● What to work on: Your task is to copy every line of the records below that contains "edit".

● Data shown:
>> START

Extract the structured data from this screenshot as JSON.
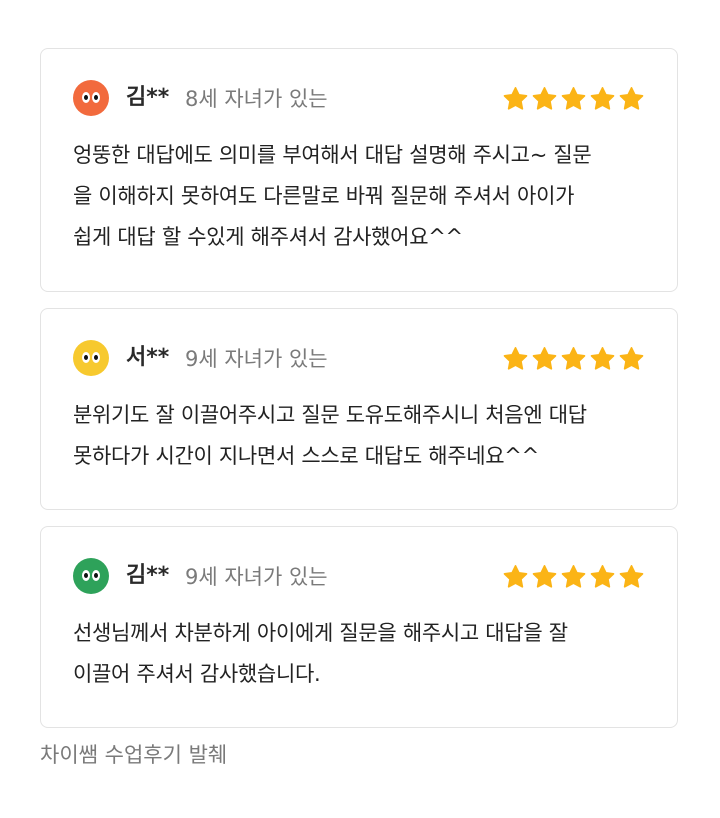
{
  "reviews": [
    {
      "name": "김**",
      "meta": "8세 자녀가 있는",
      "rating": 5,
      "avatar_color": "#f26a3d",
      "lines": [
        "엉뚱한 대답에도 의미를 부여해서 대답 설명해 주시고~ 질문",
        "을 이해하지 못하여도 다른말로 바꿔 질문해 주셔서 아이가",
        "쉽게 대답 할 수있게 해주셔서 감사했어요^^"
      ]
    },
    {
      "name": "서**",
      "meta": "9세 자녀가 있는",
      "rating": 5,
      "avatar_color": "#f7c92e",
      "lines": [
        "분위기도 잘 이끌어주시고 질문 도유도해주시니 처음엔 대답",
        "못하다가 시간이 지나면서 스스로 대답도 해주네요^^"
      ]
    },
    {
      "name": "김**",
      "meta": "9세 자녀가 있는",
      "rating": 5,
      "avatar_color": "#2ea25a",
      "lines": [
        "선생님께서 차분하게 아이에게 질문을 해주시고 대답을 잘",
        "이끌어 주셔서 감사했습니다."
      ]
    }
  ],
  "star_color": "#fbb416",
  "footer": "차이쌤 수업후기 발췌"
}
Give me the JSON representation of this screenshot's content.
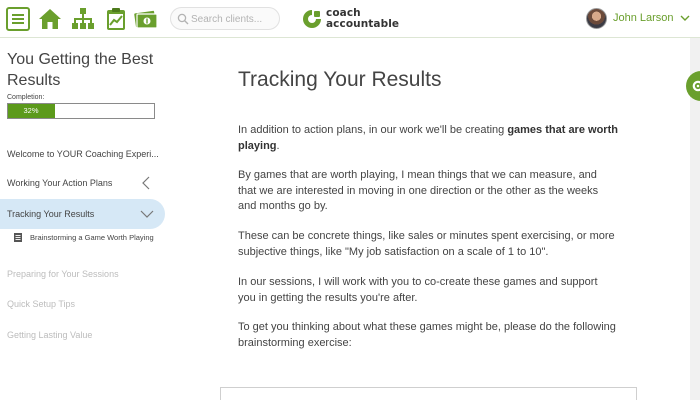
{
  "header": {
    "menu_icon": "hamburger-icon",
    "nav_icons": [
      "home-icon",
      "org-chart-icon",
      "clipboard-chart-icon",
      "money-icon"
    ],
    "search_placeholder": "Search clients...",
    "brand_line1": "coach",
    "brand_line2": "accountable",
    "user_name": "John Larson",
    "accent_color": "#6a9f2d"
  },
  "sidebar": {
    "title": "You Getting the Best Results",
    "completion_label": "Completion:",
    "completion_percent": 32,
    "completion_text": "32%",
    "items": [
      {
        "label": "Welcome to YOUR Coaching Experi...",
        "state": "normal"
      },
      {
        "label": "Working Your Action Plans",
        "state": "normal"
      },
      {
        "label": "Tracking Your Results",
        "state": "active"
      },
      {
        "label": "Preparing for Your Sessions",
        "state": "muted"
      },
      {
        "label": "Quick Setup Tips",
        "state": "muted"
      },
      {
        "label": "Getting Lasting Value",
        "state": "muted"
      }
    ],
    "subitem": "Brainstorming a Game Worth Playing",
    "active_bg": "#d6e8f6"
  },
  "main": {
    "title": "Tracking Your Results",
    "p1_before": "In addition to action plans, in our work we'll be creating ",
    "p1_bold": "games that are worth playing",
    "p1_after": ".",
    "p2": "By games that are worth playing, I mean things that we can measure, and that we are interested in moving in one direction or the other as the weeks and months go by.",
    "p3": "These can be concrete things, like sales or minutes spent exercising, or more subjective things, like \"My job satisfaction on a scale of 1 to 10\".",
    "p4": "In our sessions, I will work with you to co-create these games and support you in getting the results you're after.",
    "p5": "To get you thinking about what these games might be, please do the following brainstorming exercise:"
  }
}
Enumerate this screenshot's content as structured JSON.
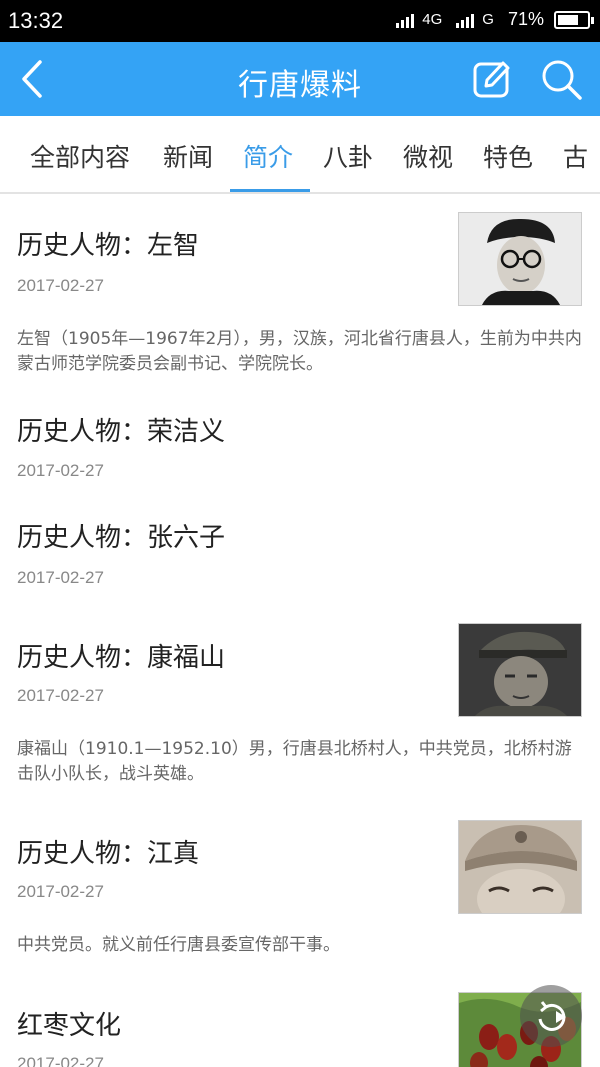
{
  "status_bar": {
    "time": "13:32",
    "network1": "4G",
    "network2": "G",
    "battery": "71%",
    "battery_level": 0.71
  },
  "header": {
    "title": "行唐爆料",
    "background": "#34a3f5"
  },
  "tabs": [
    "全部内容",
    "新闻",
    "简介",
    "八卦",
    "微视",
    "特色",
    "古"
  ],
  "active_tab_index": 2,
  "articles": [
    {
      "title": "历史人物：左智",
      "date": "2017-02-27",
      "summary": "左智（1905年—1967年2月），男，汉族，河北省行唐县人，生前为中共内蒙古师范学院委员会副书记、学院院长。",
      "thumbnail": "portrait-glasses"
    },
    {
      "title": "历史人物：荣洁义",
      "date": "2017-02-27"
    },
    {
      "title": "历史人物：张六子",
      "date": "2017-02-27"
    },
    {
      "title": "历史人物：康福山",
      "date": "2017-02-27",
      "summary": "康福山（1910.1—1952.10）男，行唐县北桥村人，中共党员，北桥村游击队小队长，战斗英雄。",
      "thumbnail": "portrait-cap"
    },
    {
      "title": "历史人物：江真",
      "date": "2017-02-27",
      "summary": "中共党员。就义前任行唐县委宣传部干事。",
      "thumbnail": "portrait-woman-cap"
    },
    {
      "title": "红枣文化",
      "date": "2017-02-27",
      "thumbnail": "jujube-photo"
    }
  ],
  "icons": {
    "back": "chevron-left-icon",
    "edit": "edit-icon",
    "search": "search-icon",
    "floating": "refresh-icon"
  }
}
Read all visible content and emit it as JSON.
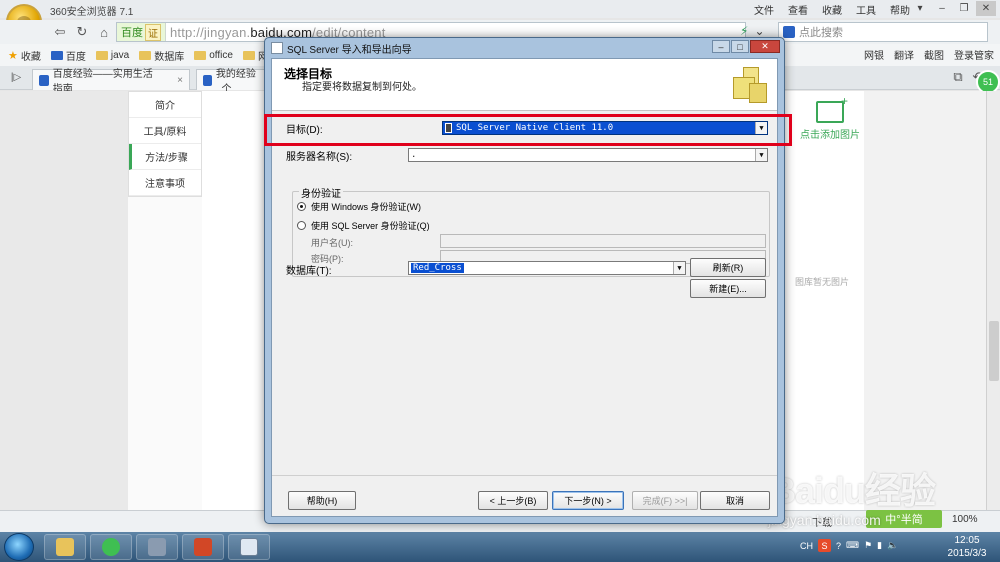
{
  "browser": {
    "name": "360安全浏览器 7.1",
    "menu": [
      "文件",
      "查看",
      "收藏",
      "工具",
      "帮助"
    ],
    "address_badge": "百度",
    "address_badge_tag": "证",
    "url_prefix": "http://jingyan.",
    "url_domain": "baidu.com",
    "url_suffix": "/edit/content",
    "search_placeholder": "点此搜索",
    "bookmarks": [
      "收藏",
      "百度",
      "java",
      "数据库",
      "office",
      "网页制"
    ],
    "bookmarks_right": [
      "网银",
      "翻译",
      "截图",
      "登录管家"
    ],
    "tabs": [
      {
        "label": "百度经验——实用生活指南"
      },
      {
        "label": "我的经验_个"
      }
    ],
    "badge": "51"
  },
  "page": {
    "nav": [
      "简介",
      "工具/原料",
      "方法/步骤",
      "注意事项"
    ],
    "active_nav": "方法/步骤",
    "add_image": "点击添加图片",
    "no_image": "图库暂无图片",
    "ime": "中°半简",
    "download": "下载",
    "zoom": "100%",
    "watermark": "Baidu经验",
    "watermark_url": "jingyan.baidu.com"
  },
  "dialog": {
    "title": "SQL Server 导入和导出向导",
    "header_title": "选择目标",
    "header_subtitle": "指定要将数据复制到何处。",
    "target_label": "目标(D):",
    "target_value": "SQL Server Native Client 11.0",
    "server_label": "服务器名称(S):",
    "server_value": ".",
    "auth_group": "身份验证",
    "auth_windows": "使用 Windows 身份验证(W)",
    "auth_sql": "使用 SQL Server 身份验证(Q)",
    "username_label": "用户名(U):",
    "password_label": "密码(P):",
    "database_label": "数据库(T):",
    "database_value": "Red_Cross",
    "refresh_button": "刷新(R)",
    "new_button": "新建(E)...",
    "help_button": "帮助(H)",
    "back_button": "< 上一步(B)",
    "next_button": "下一步(N) >",
    "finish_button": "完成(F) >>|",
    "cancel_button": "取消"
  },
  "taskbar": {
    "tray_lang": "CH",
    "tray_s": "S",
    "time": "12:05",
    "date": "2015/3/3"
  }
}
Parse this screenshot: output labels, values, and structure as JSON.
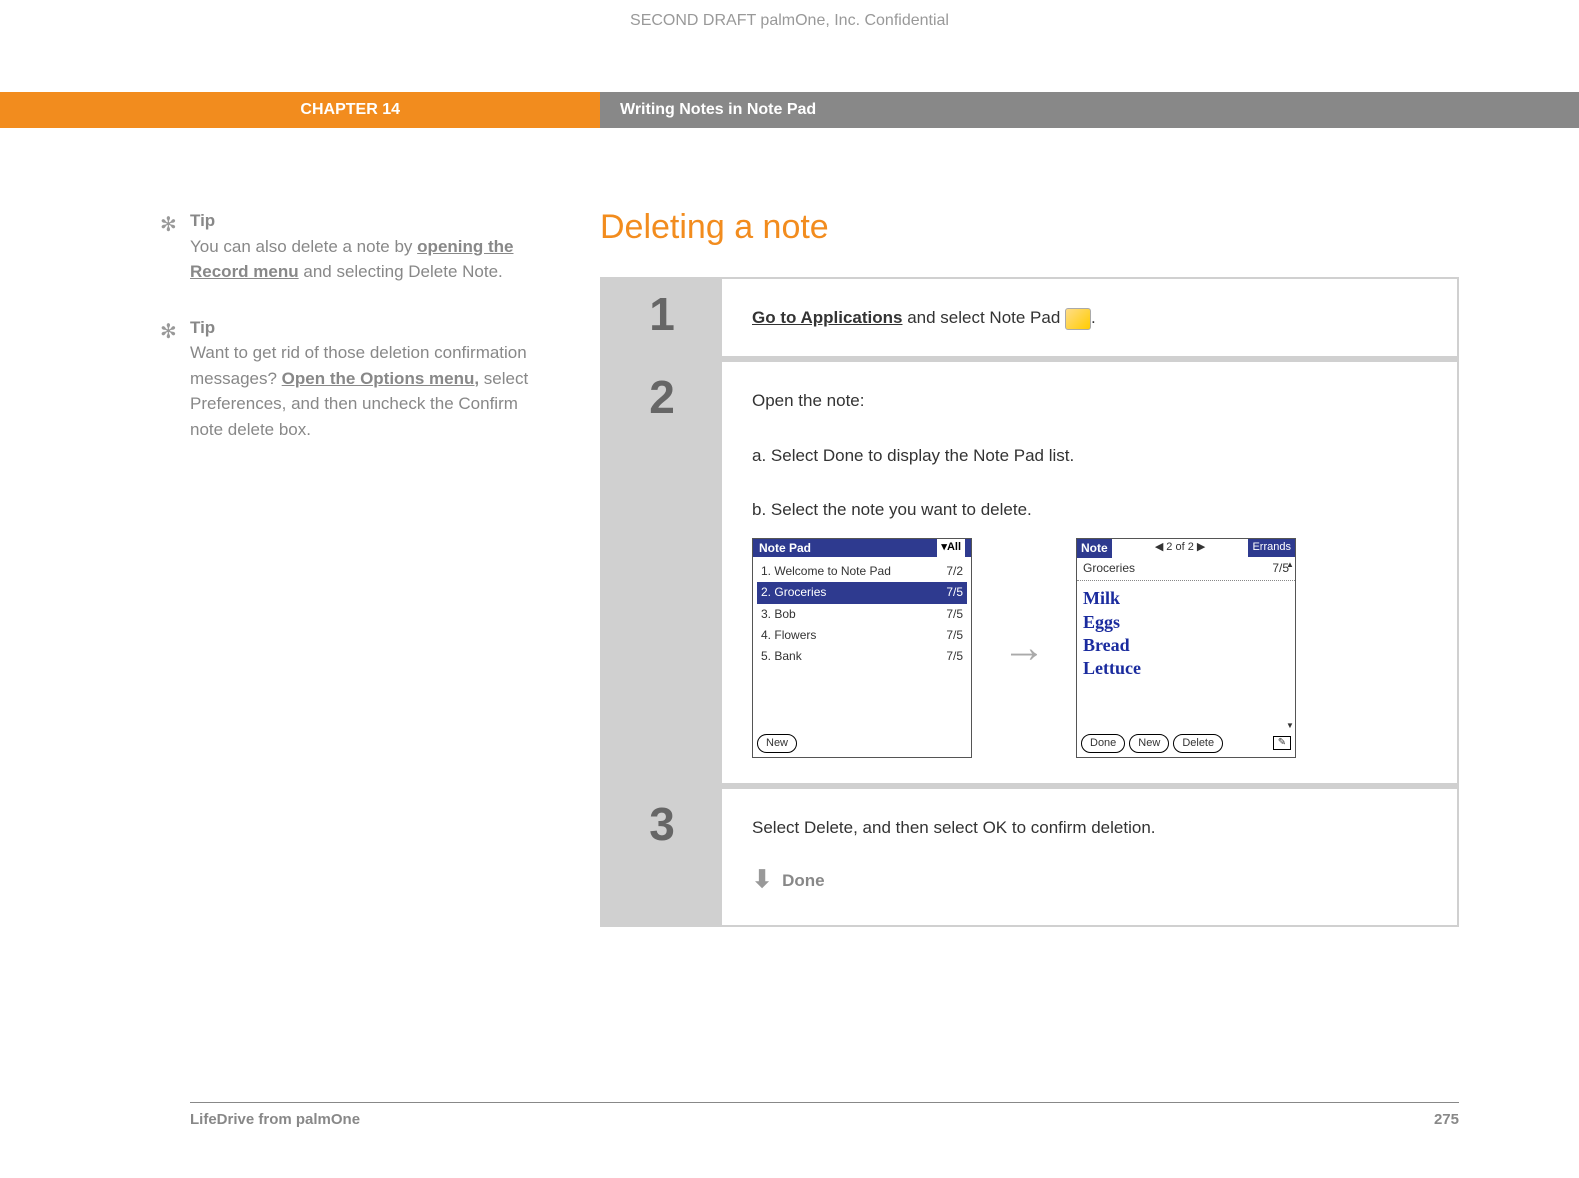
{
  "header": {
    "confidential": "SECOND DRAFT palmOne, Inc.  Confidential",
    "chapter": "CHAPTER 14",
    "chapter_title": "Writing Notes in Note Pad"
  },
  "sidebar": {
    "tips": [
      {
        "label": "Tip",
        "text_before": "You can also delete a note by ",
        "link": "opening the Record menu",
        "text_after": " and selecting Delete Note."
      },
      {
        "label": "Tip",
        "text_before": "Want to get rid of those deletion confirmation messages? ",
        "link": "Open the Options menu,",
        "text_after": " select Preferences, and then uncheck the Confirm note delete box."
      }
    ]
  },
  "main": {
    "title": "Deleting a note",
    "steps": [
      {
        "num": "1",
        "link": "Go to Applications",
        "text_after": " and select Note Pad ",
        "period": "."
      },
      {
        "num": "2",
        "intro": "Open the note:",
        "sub_a": "a.  Select Done to display the Note Pad list.",
        "sub_b": "b.  Select the note you want to delete."
      },
      {
        "num": "3",
        "text": "Select Delete, and then select OK to confirm deletion.",
        "done": "Done"
      }
    ]
  },
  "palm_list_screen": {
    "title": "Note Pad",
    "category": "All",
    "rows": [
      {
        "n": "1.",
        "name": "Welcome to Note Pad",
        "date": "7/2",
        "selected": false
      },
      {
        "n": "2.",
        "name": "Groceries",
        "date": "7/5",
        "selected": true
      },
      {
        "n": "3.",
        "name": "Bob",
        "date": "7/5",
        "selected": false
      },
      {
        "n": "4.",
        "name": "Flowers",
        "date": "7/5",
        "selected": false
      },
      {
        "n": "5.",
        "name": "Bank",
        "date": "7/5",
        "selected": false
      }
    ],
    "new_btn": "New"
  },
  "palm_note_screen": {
    "title": "Note",
    "position": "2 of 2",
    "category": "Errands",
    "note_title": "Groceries",
    "note_date": "7/5",
    "handwriting": [
      "Milk",
      "Eggs",
      "Bread",
      "Lettuce"
    ],
    "buttons": [
      "Done",
      "New",
      "Delete"
    ]
  },
  "arrow": "→",
  "footer": {
    "product": "LifeDrive from palmOne",
    "page": "275"
  }
}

>> END

● Task output:
    "edit": "edit-icon",
    "url_suffix": "/edit/content",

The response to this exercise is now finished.